**Task input**
- - - -

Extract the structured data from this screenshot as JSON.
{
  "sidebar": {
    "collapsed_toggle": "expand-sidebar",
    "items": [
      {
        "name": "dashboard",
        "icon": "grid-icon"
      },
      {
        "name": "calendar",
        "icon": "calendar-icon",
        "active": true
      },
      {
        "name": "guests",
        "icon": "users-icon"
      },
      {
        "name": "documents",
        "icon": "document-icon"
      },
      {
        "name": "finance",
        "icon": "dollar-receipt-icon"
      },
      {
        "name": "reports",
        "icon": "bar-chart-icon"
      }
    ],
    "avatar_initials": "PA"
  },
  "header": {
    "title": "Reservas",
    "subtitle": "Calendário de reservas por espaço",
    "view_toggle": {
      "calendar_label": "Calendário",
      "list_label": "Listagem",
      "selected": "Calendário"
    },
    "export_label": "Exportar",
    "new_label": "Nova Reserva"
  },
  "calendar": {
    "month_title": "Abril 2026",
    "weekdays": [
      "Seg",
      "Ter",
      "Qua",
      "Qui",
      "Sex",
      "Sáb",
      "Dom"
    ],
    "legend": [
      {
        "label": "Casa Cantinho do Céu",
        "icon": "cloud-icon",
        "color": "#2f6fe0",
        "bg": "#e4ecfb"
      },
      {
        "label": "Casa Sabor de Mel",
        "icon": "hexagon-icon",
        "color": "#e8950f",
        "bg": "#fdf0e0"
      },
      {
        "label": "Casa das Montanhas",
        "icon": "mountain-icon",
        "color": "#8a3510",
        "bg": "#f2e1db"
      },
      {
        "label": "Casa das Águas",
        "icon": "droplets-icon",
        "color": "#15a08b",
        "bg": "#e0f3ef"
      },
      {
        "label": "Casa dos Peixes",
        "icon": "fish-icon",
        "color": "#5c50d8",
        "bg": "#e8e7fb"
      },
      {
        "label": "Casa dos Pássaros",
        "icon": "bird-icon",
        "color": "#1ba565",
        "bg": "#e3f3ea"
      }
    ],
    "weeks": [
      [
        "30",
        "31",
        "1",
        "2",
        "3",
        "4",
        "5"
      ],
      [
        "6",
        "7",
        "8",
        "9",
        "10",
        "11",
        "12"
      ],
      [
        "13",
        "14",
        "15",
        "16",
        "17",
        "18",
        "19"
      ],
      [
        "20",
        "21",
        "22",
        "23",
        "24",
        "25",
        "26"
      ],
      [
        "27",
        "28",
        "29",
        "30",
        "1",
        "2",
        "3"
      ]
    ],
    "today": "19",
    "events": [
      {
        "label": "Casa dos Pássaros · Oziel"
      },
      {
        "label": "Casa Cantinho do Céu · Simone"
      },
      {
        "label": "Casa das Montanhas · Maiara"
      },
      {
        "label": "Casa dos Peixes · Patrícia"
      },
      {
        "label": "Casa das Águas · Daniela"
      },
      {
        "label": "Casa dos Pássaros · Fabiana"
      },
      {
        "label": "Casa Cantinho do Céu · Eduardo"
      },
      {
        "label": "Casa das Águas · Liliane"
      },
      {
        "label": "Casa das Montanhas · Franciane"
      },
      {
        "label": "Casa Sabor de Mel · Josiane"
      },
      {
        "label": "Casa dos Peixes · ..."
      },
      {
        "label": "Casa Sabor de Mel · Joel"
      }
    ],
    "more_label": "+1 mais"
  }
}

- - - -

**Goal of the exercise**
All records above must be set down exactly, please.

**Result for this task**
Extract the structured data from this screenshot as JSON.
{
  "sidebar": {
    "collapsed_toggle": "expand-sidebar",
    "items": [
      {
        "name": "dashboard",
        "icon": "grid-icon"
      },
      {
        "name": "calendar",
        "icon": "calendar-icon",
        "active": true
      },
      {
        "name": "guests",
        "icon": "users-icon"
      },
      {
        "name": "documents",
        "icon": "document-icon"
      },
      {
        "name": "finance",
        "icon": "dollar-receipt-icon"
      },
      {
        "name": "reports",
        "icon": "bar-chart-icon"
      }
    ],
    "avatar_initials": "PA"
  },
  "header": {
    "title": "Reservas",
    "subtitle": "Calendário de reservas por espaço",
    "view_toggle": {
      "calendar_label": "Calendário",
      "list_label": "Listagem",
      "selected": "Calendário"
    },
    "export_label": "Exportar",
    "new_label": "Nova Reserva"
  },
  "calendar": {
    "month_title": "Abril 2026",
    "weekdays": [
      "Seg",
      "Ter",
      "Qua",
      "Qui",
      "Sex",
      "Sáb",
      "Dom"
    ],
    "legend": [
      {
        "label": "Casa Cantinho do Céu",
        "icon": "cloud-icon",
        "color": "#2f6fe0",
        "bg": "#e4ecfb"
      },
      {
        "label": "Casa Sabor de Mel",
        "icon": "hexagon-icon",
        "color": "#e8950f",
        "bg": "#fdf0e0"
      },
      {
        "label": "Casa das Montanhas",
        "icon": "mountain-icon",
        "color": "#8a3510",
        "bg": "#f2e1db"
      },
      {
        "label": "Casa das Águas",
        "icon": "droplets-icon",
        "color": "#15a08b",
        "bg": "#e0f3ef"
      },
      {
        "label": "Casa dos Peixes",
        "icon": "fish-icon",
        "color": "#5c50d8",
        "bg": "#e8e7fb"
      },
      {
        "label": "Casa dos Pássaros",
        "icon": "bird-icon",
        "color": "#1ba565",
        "bg": "#e3f3ea"
      }
    ],
    "weeks": [
      [
        "30",
        "31",
        "1",
        "2",
        "3",
        "4",
        "5"
      ],
      [
        "6",
        "7",
        "8",
        "9",
        "10",
        "11",
        "12"
      ],
      [
        "13",
        "14",
        "15",
        "16",
        "17",
        "18",
        "19"
      ],
      [
        "20",
        "21",
        "22",
        "23",
        "24",
        "25",
        "26"
      ],
      [
        "27",
        "28",
        "29",
        "30",
        "1",
        "2",
        "3"
      ]
    ],
    "today": "19",
    "events": [
      {
        "label": "Casa dos Pássaros · Oziel"
      },
      {
        "label": "Casa Cantinho do Céu · Simone"
      },
      {
        "label": "Casa das Montanhas · Maiara"
      },
      {
        "label": "Casa dos Peixes · Patrícia"
      },
      {
        "label": "Casa das Águas · Daniela"
      },
      {
        "label": "Casa dos Pássaros · Fabiana"
      },
      {
        "label": "Casa Cantinho do Céu · Eduardo"
      },
      {
        "label": "Casa das Águas · Liliane"
      },
      {
        "label": "Casa das Montanhas · Franciane"
      },
      {
        "label": "Casa Sabor de Mel · Josiane"
      },
      {
        "label": "Casa dos Peixes · ..."
      },
      {
        "label": "Casa Sabor de Mel · Joel"
      }
    ],
    "more_label": "+1 mais"
  }
}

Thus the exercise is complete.